(Element-and-box listings)
- - -
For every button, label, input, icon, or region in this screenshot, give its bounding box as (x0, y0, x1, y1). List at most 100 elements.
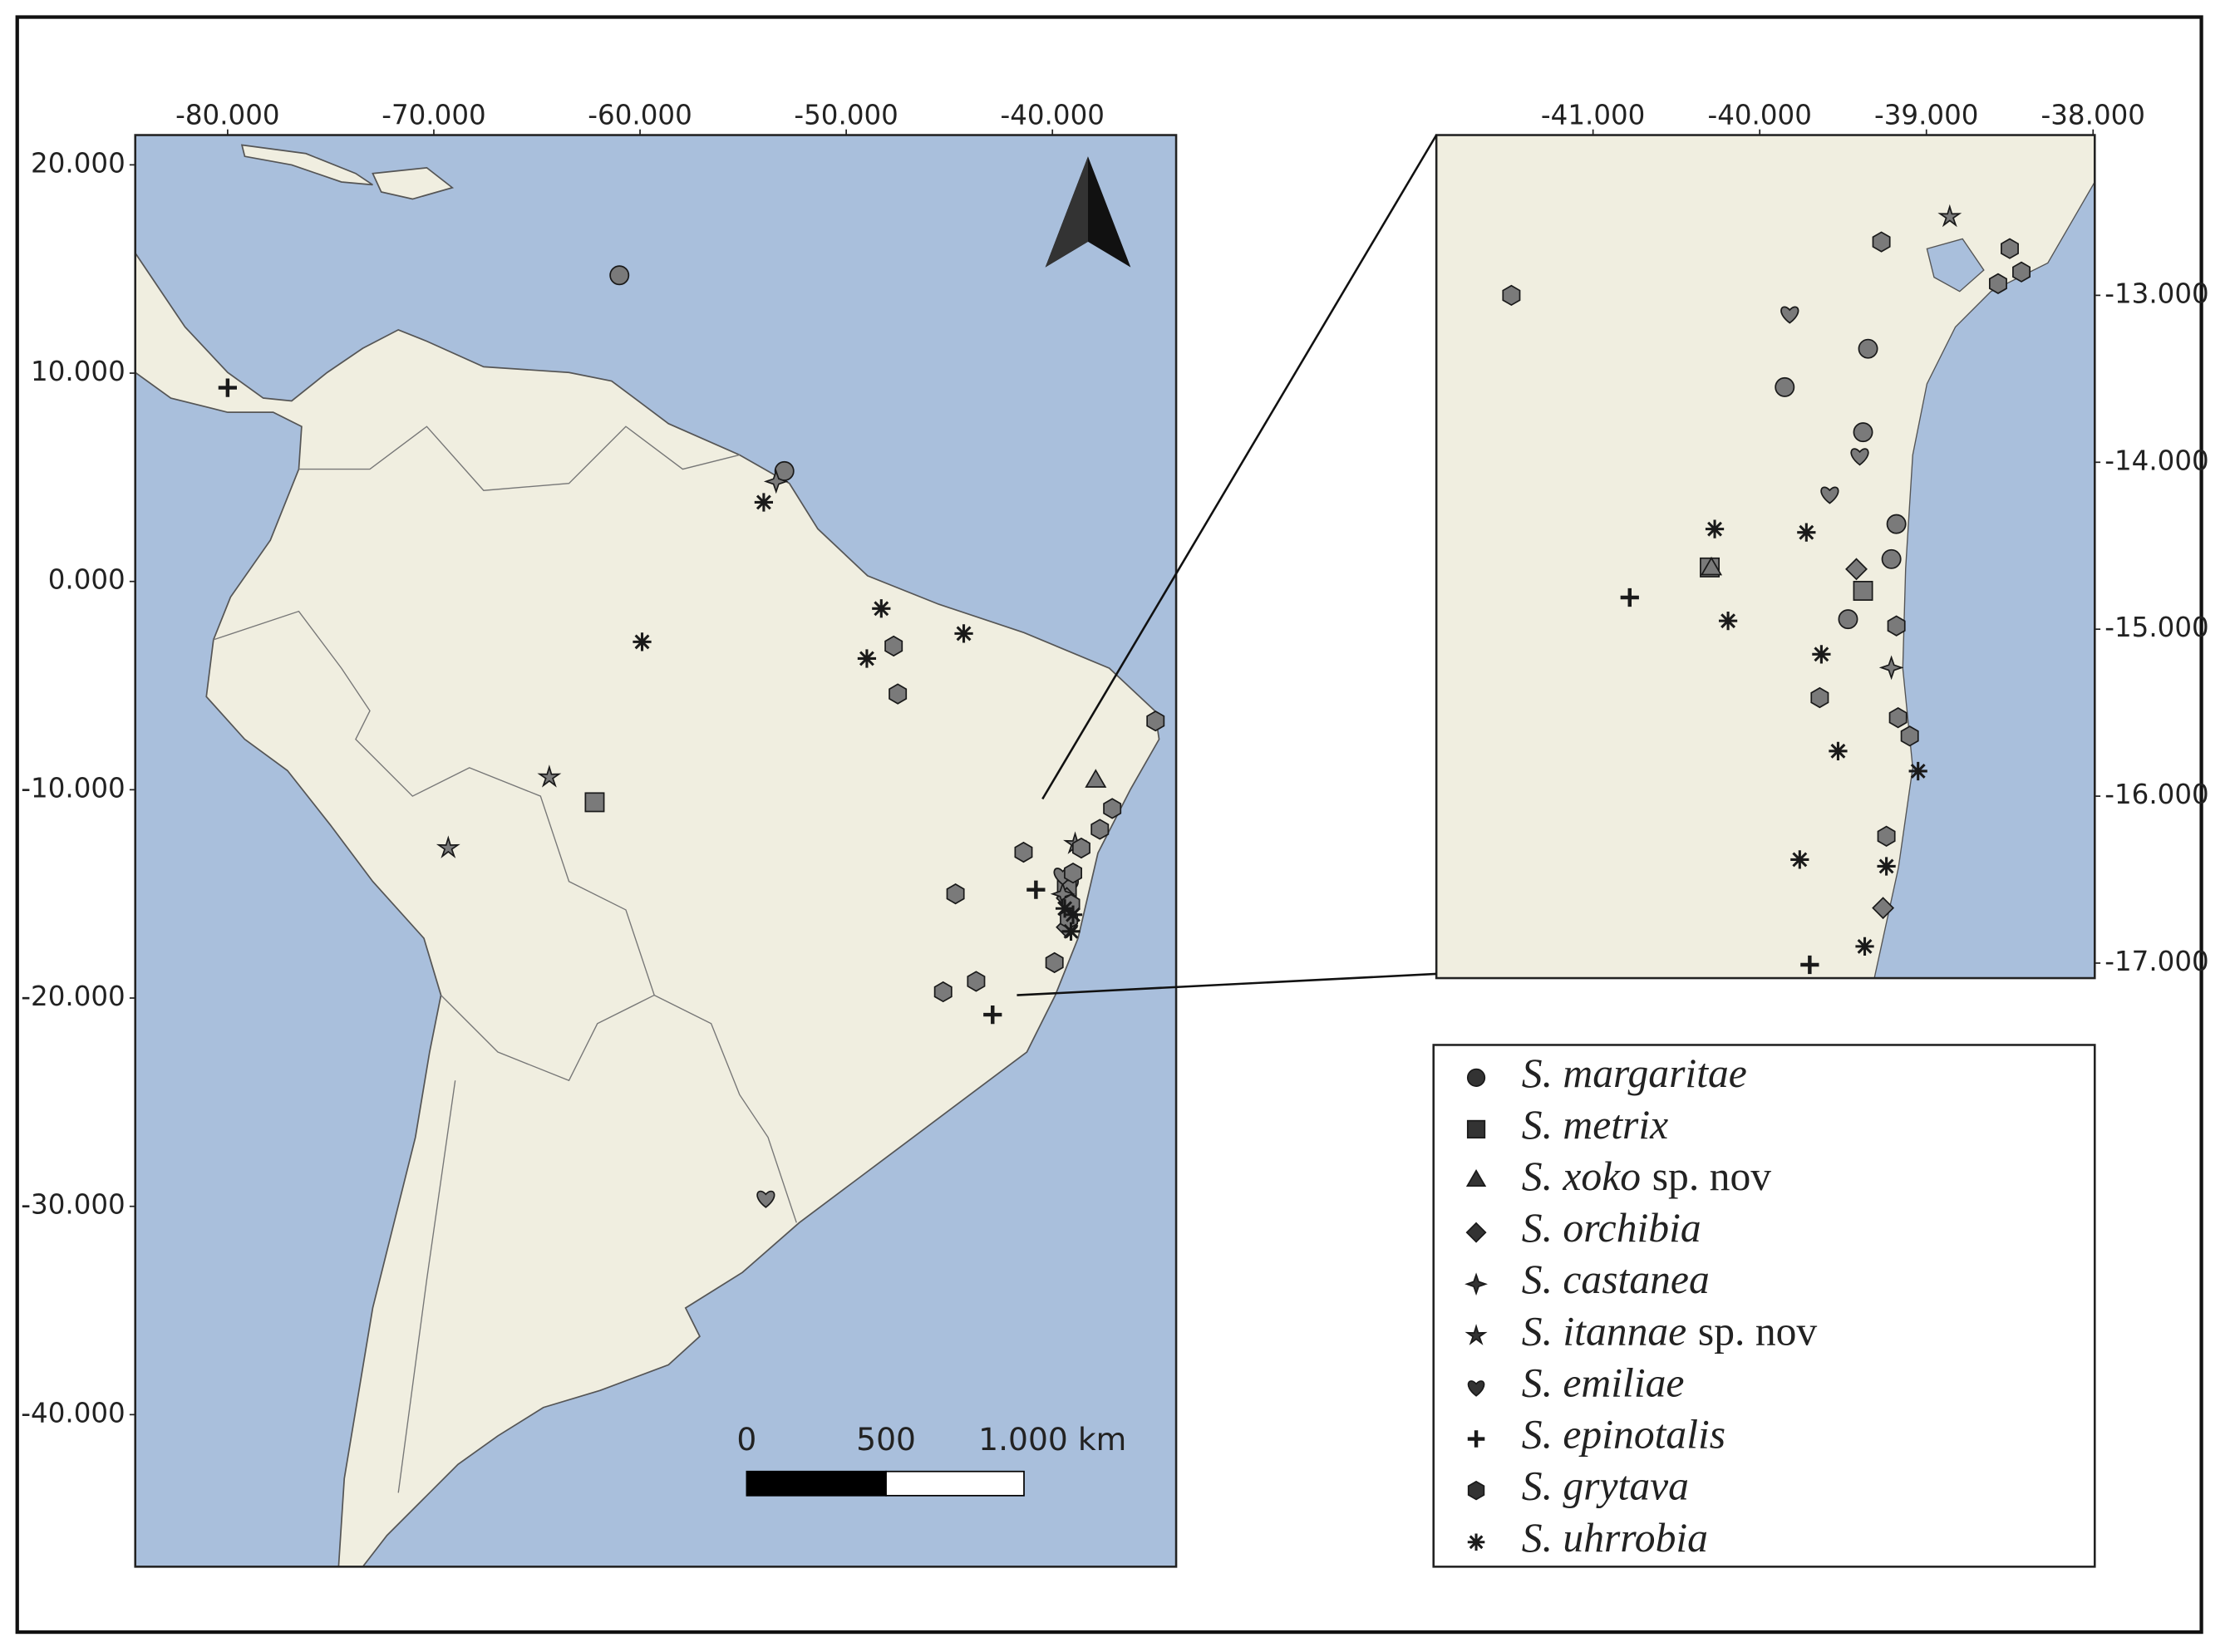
marker-circle (1881, 548, 1902, 569)
legend-name: S. emiliae (1522, 1360, 1685, 1406)
marker-asterisk (1829, 741, 1848, 760)
marker-hexagon (889, 683, 908, 705)
marker-hexagon (2012, 261, 2031, 283)
legend-suffix: sp. nov (1698, 1309, 1818, 1355)
x-tick-label: -39.000 (1874, 99, 1978, 130)
ocean (1873, 180, 2095, 979)
main-frame (134, 134, 1178, 1568)
marker-asterisk (754, 493, 774, 512)
y-tick-label: 0.000 (48, 564, 126, 596)
marker-asterisk (1063, 905, 1083, 924)
marker-asterisk (1718, 612, 1738, 631)
land-hispaniola (372, 166, 455, 200)
marker-hexagon (1090, 819, 1110, 840)
marker-heart (1820, 486, 1839, 504)
inset-map (1436, 135, 2095, 979)
legend-name: S. margaritae (1522, 1050, 1747, 1096)
y-tick-label: -10.000 (21, 772, 125, 804)
marker-asterisk (1467, 1533, 1485, 1551)
marker-hexagon (1467, 1480, 1485, 1501)
marker-hexagon (1045, 951, 1064, 974)
marker-star5 (1465, 1324, 1488, 1345)
land-cuba (240, 144, 373, 186)
marker-heart (1850, 448, 1869, 466)
y-tick-label: -15.000 (2104, 612, 2208, 643)
marker-asterisk (633, 632, 652, 651)
legend-label: S. epinotalis (1522, 1412, 1725, 1458)
y-tick-label: -17.000 (2104, 946, 2208, 977)
marker-hexagon (1502, 284, 1521, 307)
legend-name: S. uhrrobia (1522, 1515, 1708, 1561)
marker-hexagon (1887, 615, 1906, 637)
x-tick-label: -50.000 (794, 99, 898, 130)
marker-asterisk (954, 624, 973, 643)
marker-asterisk (1812, 645, 1831, 664)
marker-asterisk (1877, 857, 1896, 876)
y-tick-label: -30.000 (21, 1189, 125, 1221)
main-map: 0 500 1.000 km (135, 135, 1177, 1567)
land-south-america (135, 251, 1160, 1567)
marker-hexagon (1014, 841, 1033, 863)
marker-circle (1838, 609, 1858, 630)
marker-diamond (1845, 558, 1868, 581)
marker-asterisk (1061, 922, 1081, 941)
marker-diamond (1872, 897, 1895, 920)
marker-circle (1853, 422, 1873, 443)
legend-label: S. metrix (1522, 1102, 1668, 1148)
marker-hexagon (884, 635, 903, 657)
x-tick-label: -80.000 (175, 99, 279, 130)
marker-hexagon (1988, 273, 2007, 294)
legend-name: S. metrix (1522, 1102, 1668, 1148)
marker-circle (1466, 1068, 1486, 1087)
marker-asterisk (1797, 523, 1816, 542)
x-tick-label: -40.000 (1707, 99, 1811, 130)
y-tick-label: -14.000 (2104, 445, 2208, 476)
marker-star4 (1878, 655, 1904, 681)
bay (1926, 238, 1985, 293)
marker-diamond (1465, 1222, 1487, 1243)
marker-triangle (1085, 769, 1107, 788)
scale-label: 0 (736, 1421, 756, 1458)
marker-plus (1026, 880, 1046, 899)
marker-plus (1800, 955, 1819, 975)
scale-label: 500 (856, 1421, 916, 1458)
marker-plus (218, 378, 237, 397)
marker-hexagon (1872, 231, 1891, 253)
scale-bar-white (885, 1470, 1025, 1497)
legend-name: S. xoko (1522, 1153, 1641, 1199)
marker-heart (1467, 1380, 1485, 1397)
marker-heart (1780, 306, 1799, 324)
marker-star5 (436, 835, 460, 858)
marker-hexagon (2001, 238, 2019, 259)
inset-frame (1435, 134, 2096, 980)
x-tick-label: -40.000 (1000, 99, 1104, 130)
legend-label: S. margaritae (1522, 1050, 1747, 1096)
y-tick-label: -40.000 (21, 1397, 125, 1428)
marker-hexagon (1146, 710, 1165, 732)
legend-name: S. grytava (1522, 1463, 1689, 1509)
marker-plus (983, 1005, 1002, 1025)
legend-suffix: sp. nov (1652, 1153, 1772, 1199)
marker-hexagon (1064, 862, 1082, 884)
borders (213, 425, 797, 1493)
marker-square (1466, 1119, 1486, 1139)
marker-star5 (1937, 204, 1962, 228)
y-tick-label: 20.000 (31, 147, 126, 179)
marker-star5 (537, 765, 562, 788)
legend-label: S. castanea (1522, 1257, 1710, 1303)
marker-star4 (1465, 1272, 1488, 1296)
marker-asterisk (1055, 899, 1075, 918)
marker-hexagon (933, 981, 953, 1003)
marker-asterisk (1855, 937, 1874, 956)
legend-box (1432, 1044, 2096, 1568)
x-tick-label: -41.000 (1541, 99, 1645, 130)
y-tick-label: -16.000 (2104, 779, 2208, 810)
legend-label: S. grytava (1522, 1463, 1689, 1509)
marker-circle (1858, 338, 1878, 359)
connector (1041, 134, 1438, 800)
marker-hexagon (1103, 798, 1122, 819)
marker-plus (1620, 588, 1639, 607)
legend-label: S. uhrrobia (1522, 1515, 1708, 1561)
marker-heart (756, 1190, 775, 1208)
legend-label: S. orchibia (1522, 1206, 1701, 1251)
- - -
**Problem**
Reproduce all of the lines above word for word, leaving out the pictures.

**Result**
For every button, label, input, icon, or region in this screenshot, give its bounding box as (x0, y0, x1, y1). List at most 100 elements.
marker-circle (1881, 548, 1902, 569)
legend-name: S. emiliae (1522, 1360, 1685, 1406)
marker-asterisk (1829, 741, 1848, 760)
marker-hexagon (889, 683, 908, 705)
marker-hexagon (2012, 261, 2031, 283)
legend-suffix: sp. nov (1698, 1309, 1818, 1355)
x-tick-label: -39.000 (1874, 99, 1978, 130)
ocean (1873, 180, 2095, 979)
main-frame (134, 134, 1178, 1568)
marker-asterisk (754, 493, 774, 512)
y-tick-label: 0.000 (48, 564, 126, 596)
marker-asterisk (1063, 905, 1083, 924)
marker-asterisk (1718, 612, 1738, 631)
land-hispaniola (372, 166, 455, 200)
marker-hexagon (1090, 819, 1110, 840)
marker-heart (1820, 486, 1839, 504)
inset-map (1436, 135, 2095, 979)
legend-name: S. margaritae (1522, 1050, 1747, 1096)
y-tick-label: -10.000 (21, 772, 125, 804)
marker-asterisk (1467, 1533, 1485, 1551)
marker-hexagon (1467, 1480, 1485, 1501)
marker-hexagon (1045, 951, 1064, 974)
marker-star5 (1465, 1324, 1488, 1345)
land-cuba (240, 144, 373, 186)
marker-heart (1850, 448, 1869, 466)
y-tick-label: -15.000 (2104, 612, 2208, 643)
marker-asterisk (633, 632, 652, 651)
legend-label: S. epinotalis (1522, 1412, 1725, 1458)
y-tick-label: -17.000 (2104, 946, 2208, 977)
marker-hexagon (1502, 284, 1521, 307)
legend-name: S. uhrrobia (1522, 1515, 1708, 1561)
marker-hexagon (1887, 615, 1906, 637)
x-tick-label: -50.000 (794, 99, 898, 130)
marker-asterisk (954, 624, 973, 643)
marker-asterisk (1812, 645, 1831, 664)
marker-asterisk (1877, 857, 1896, 876)
y-tick-label: -30.000 (21, 1189, 125, 1221)
main-map: 0 500 1.000 km (135, 135, 1177, 1567)
land-south-america (135, 251, 1160, 1567)
marker-hexagon (1014, 841, 1033, 863)
marker-circle (1838, 609, 1858, 630)
marker-diamond (1845, 558, 1868, 581)
marker-asterisk (1061, 922, 1081, 941)
marker-diamond (1872, 897, 1895, 920)
marker-circle (1853, 422, 1873, 443)
legend-label: S. metrix (1522, 1102, 1668, 1148)
marker-hexagon (884, 635, 903, 657)
x-tick-label: -80.000 (175, 99, 279, 130)
marker-hexagon (1988, 273, 2007, 294)
legend-name: S. metrix (1522, 1102, 1668, 1148)
marker-circle (1466, 1068, 1486, 1087)
marker-asterisk (1797, 523, 1816, 542)
x-tick-label: -40.000 (1707, 99, 1811, 130)
y-tick-label: -14.000 (2104, 445, 2208, 476)
marker-star4 (1878, 655, 1904, 681)
bay (1926, 238, 1985, 293)
marker-diamond (1465, 1222, 1487, 1243)
marker-triangle (1085, 769, 1107, 788)
scale-label: 0 (736, 1421, 756, 1458)
marker-plus (1026, 880, 1046, 899)
marker-plus (1800, 955, 1819, 975)
scale-label: 500 (856, 1421, 916, 1458)
marker-plus (218, 378, 237, 397)
marker-hexagon (1872, 231, 1891, 253)
scale-bar-white (885, 1470, 1025, 1497)
legend-name: S. xoko (1522, 1153, 1641, 1199)
marker-heart (1467, 1380, 1485, 1397)
marker-heart (1780, 306, 1799, 324)
marker-star5 (436, 835, 460, 858)
marker-hexagon (2001, 238, 2019, 259)
inset-frame (1435, 134, 2096, 980)
x-tick-label: -40.000 (1000, 99, 1104, 130)
legend-label: S. margaritae (1522, 1050, 1747, 1096)
y-tick-label: -40.000 (21, 1397, 125, 1428)
marker-hexagon (1146, 710, 1165, 732)
legend-name: S. grytava (1522, 1463, 1689, 1509)
marker-plus (983, 1005, 1002, 1025)
legend-suffix: sp. nov (1652, 1153, 1772, 1199)
marker-hexagon (1064, 862, 1082, 884)
borders (213, 425, 797, 1493)
marker-square (1466, 1119, 1486, 1139)
marker-star5 (1937, 204, 1962, 228)
y-tick-label: 20.000 (31, 147, 126, 179)
marker-star5 (537, 765, 562, 788)
legend-label: S. castanea (1522, 1257, 1710, 1303)
marker-star4 (1465, 1272, 1488, 1296)
marker-asterisk (1055, 899, 1075, 918)
marker-hexagon (933, 981, 953, 1003)
marker-asterisk (1855, 937, 1874, 956)
legend-box (1432, 1044, 2096, 1568)
x-tick-label: -41.000 (1541, 99, 1645, 130)
y-tick-label: -16.000 (2104, 779, 2208, 810)
legend-label: S. grytava (1522, 1463, 1689, 1509)
marker-circle (1858, 338, 1878, 359)
connector (1041, 134, 1438, 800)
marker-hexagon (1103, 798, 1122, 819)
marker-plus (1620, 588, 1639, 607)
legend-label: S. uhrrobia (1522, 1515, 1708, 1561)
marker-heart (756, 1190, 775, 1208)
legend-label: S. orchibia (1522, 1206, 1701, 1251)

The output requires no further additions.